_Stated goal_
Count every line in the entries that contains "text". Report that count alone.

_Data to process_

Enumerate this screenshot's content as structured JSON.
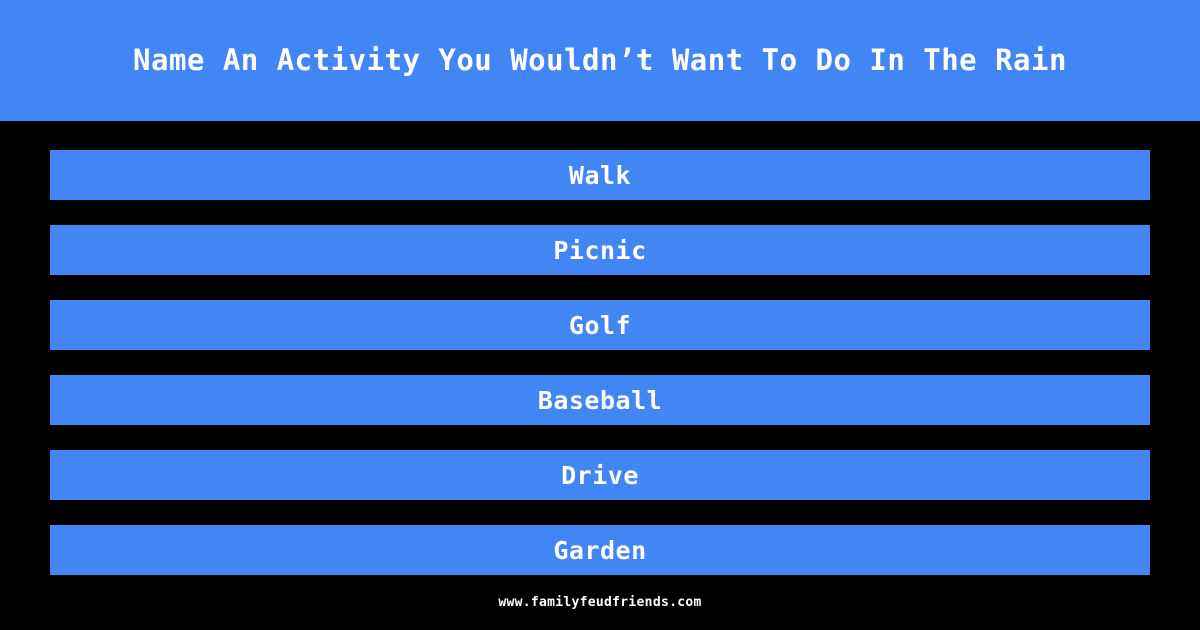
{
  "theme": {
    "background": "#000000",
    "accent": "#4285f4",
    "text": "#ffffff"
  },
  "header": {
    "question": "Name An Activity You Wouldn’t Want To Do In The Rain"
  },
  "answers": [
    {
      "text": "Walk"
    },
    {
      "text": "Picnic"
    },
    {
      "text": "Golf"
    },
    {
      "text": "Baseball"
    },
    {
      "text": "Drive"
    },
    {
      "text": "Garden"
    }
  ],
  "footer": {
    "url": "www.familyfeudfriends.com"
  }
}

_Response to this task_
7